(Figure contents as structured data)
** BEGIN **
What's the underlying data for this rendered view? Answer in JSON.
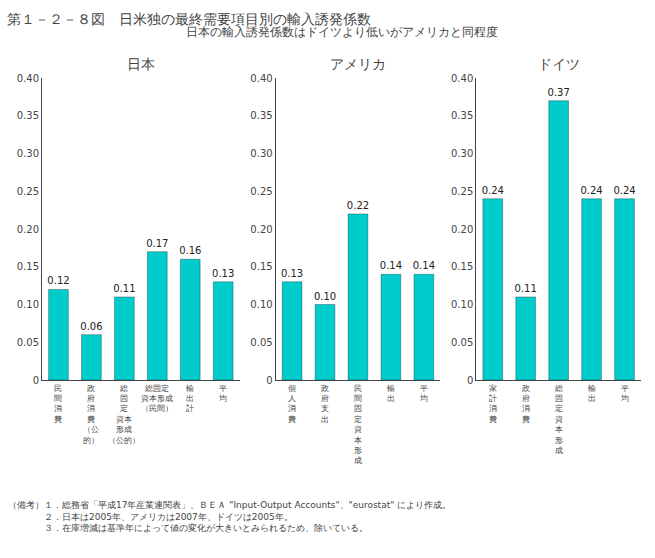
{
  "title": "第１－２－８図　日米独の最終需要項目別の輸入誘発係数",
  "subtitle": "日本の輸入誘発係数はドイツより低いがアメリカと同程度",
  "annotations": [
    "（備考）１．総務省「平成17年産業連関表」、ＢＥＡ \"Input-Output Accounts\"、\"eurostat\" により作成。",
    "　　　　２．日本は2005年、アメリカは2007年、ドイツは2005年。",
    "　　　　３．在庫増減は基準年によって値の変化が大きいとみられるため、除いている。"
  ],
  "chart_data": [
    {
      "type": "bar",
      "title": "日本",
      "categories": [
        "民\n間\n消\n費",
        "政\n府\n消\n費\n（公\n的）",
        "総\n固\n定\n資本\n形成\n（公的）",
        "総固定\n資本形成\n（民間）",
        "輸\n出\n計",
        "平\n均"
      ],
      "values": [
        0.12,
        0.06,
        0.11,
        0.17,
        0.16,
        0.13
      ],
      "value_labels": [
        "0.12",
        "0.06",
        "0.11",
        "0.17",
        "0.16",
        "0.13"
      ],
      "color": "#00CCCC",
      "data_labels": true,
      "grid": false,
      "ylim": [
        0,
        0.4
      ],
      "yticks": [
        0,
        0.05,
        {
          "value": 0.1,
          "label": "0.10"
        },
        0.15,
        {
          "value": 0.2,
          "label": "0.20"
        },
        0.25,
        {
          "value": 0.3,
          "label": "0.30"
        },
        0.35,
        {
          "value": 0.4,
          "label": "0.40"
        }
      ]
    },
    {
      "type": "bar",
      "title": "アメリカ",
      "categories": [
        "個\n人\n消\n費",
        "政\n府\n支\n出",
        "民\n間\n固\n定\n資\n本\n形\n成",
        "輸\n出",
        "平\n均"
      ],
      "values": [
        0.13,
        0.1,
        0.22,
        0.14,
        0.14
      ],
      "value_labels": [
        "0.13",
        "0.10",
        "0.22",
        "0.14",
        "0.14"
      ],
      "color": "#00CCCC",
      "data_labels": true,
      "grid": false,
      "ylim": [
        0,
        0.4
      ],
      "yticks": [
        0,
        0.05,
        {
          "value": 0.1,
          "label": "0.10"
        },
        0.15,
        {
          "value": 0.2,
          "label": "0.20"
        },
        0.25,
        {
          "value": 0.3,
          "label": "0.30"
        },
        0.35,
        {
          "value": 0.4,
          "label": "0.40"
        }
      ]
    },
    {
      "type": "bar",
      "title": "ドイツ",
      "categories": [
        "家\n計\n消\n費",
        "政\n府\n消\n費",
        "総\n固\n定\n資\n本\n形\n成",
        "輸\n出",
        "平\n均"
      ],
      "values": [
        0.24,
        0.11,
        0.37,
        0.24,
        0.24
      ],
      "value_labels": [
        "0.24",
        "0.11",
        "0.37",
        "0.24",
        "0.24"
      ],
      "color": "#00CCCC",
      "data_labels": true,
      "grid": false,
      "ylim": [
        0,
        0.4
      ],
      "yticks": [
        0,
        0.05,
        {
          "value": 0.1,
          "label": "0.10"
        },
        0.15,
        {
          "value": 0.2,
          "label": "0.20"
        },
        0.25,
        {
          "value": 0.3,
          "label": "0.30"
        },
        0.35,
        {
          "value": 0.4,
          "label": "0.40"
        }
      ]
    }
  ]
}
** END **
TASK GOAL
Write out the full listing verbatim, excluding its pictures.

PROBLEM SOLUTION
What's the underlying data for this rendered view? Answer in JSON.
{
  "title": "第１－２－８図　日米独の最終需要項目別の輸入誘発係数",
  "subtitle": "日本の輸入誘発係数はドイツより低いがアメリカと同程度",
  "annotations": [
    "（備考）１．総務省「平成17年産業連関表」、ＢＥＡ \"Input-Output Accounts\"、\"eurostat\" により作成。",
    "　　　　２．日本は2005年、アメリカは2007年、ドイツは2005年。",
    "　　　　３．在庫増減は基準年によって値の変化が大きいとみられるため、除いている。"
  ],
  "chart_data": [
    {
      "type": "bar",
      "title": "日本",
      "categories": [
        "民\n間\n消\n費",
        "政\n府\n消\n費\n（公\n的）",
        "総\n固\n定\n資本\n形成\n（公的）",
        "総固定\n資本形成\n（民間）",
        "輸\n出\n計",
        "平\n均"
      ],
      "values": [
        0.12,
        0.06,
        0.11,
        0.17,
        0.16,
        0.13
      ],
      "value_labels": [
        "0.12",
        "0.06",
        "0.11",
        "0.17",
        "0.16",
        "0.13"
      ],
      "color": "#00CCCC",
      "data_labels": true,
      "grid": false,
      "ylim": [
        0,
        0.4
      ],
      "yticks": [
        0,
        0.05,
        {
          "value": 0.1,
          "label": "0.10"
        },
        0.15,
        {
          "value": 0.2,
          "label": "0.20"
        },
        0.25,
        {
          "value": 0.3,
          "label": "0.30"
        },
        0.35,
        {
          "value": 0.4,
          "label": "0.40"
        }
      ]
    },
    {
      "type": "bar",
      "title": "アメリカ",
      "categories": [
        "個\n人\n消\n費",
        "政\n府\n支\n出",
        "民\n間\n固\n定\n資\n本\n形\n成",
        "輸\n出",
        "平\n均"
      ],
      "values": [
        0.13,
        0.1,
        0.22,
        0.14,
        0.14
      ],
      "value_labels": [
        "0.13",
        "0.10",
        "0.22",
        "0.14",
        "0.14"
      ],
      "color": "#00CCCC",
      "data_labels": true,
      "grid": false,
      "ylim": [
        0,
        0.4
      ],
      "yticks": [
        0,
        0.05,
        {
          "value": 0.1,
          "label": "0.10"
        },
        0.15,
        {
          "value": 0.2,
          "label": "0.20"
        },
        0.25,
        {
          "value": 0.3,
          "label": "0.30"
        },
        0.35,
        {
          "value": 0.4,
          "label": "0.40"
        }
      ]
    },
    {
      "type": "bar",
      "title": "ドイツ",
      "categories": [
        "家\n計\n消\n費",
        "政\n府\n消\n費",
        "総\n固\n定\n資\n本\n形\n成",
        "輸\n出",
        "平\n均"
      ],
      "values": [
        0.24,
        0.11,
        0.37,
        0.24,
        0.24
      ],
      "value_labels": [
        "0.24",
        "0.11",
        "0.37",
        "0.24",
        "0.24"
      ],
      "color": "#00CCCC",
      "data_labels": true,
      "grid": false,
      "ylim": [
        0,
        0.4
      ],
      "yticks": [
        0,
        0.05,
        {
          "value": 0.1,
          "label": "0.10"
        },
        0.15,
        {
          "value": 0.2,
          "label": "0.20"
        },
        0.25,
        {
          "value": 0.3,
          "label": "0.30"
        },
        0.35,
        {
          "value": 0.4,
          "label": "0.40"
        }
      ]
    }
  ]
}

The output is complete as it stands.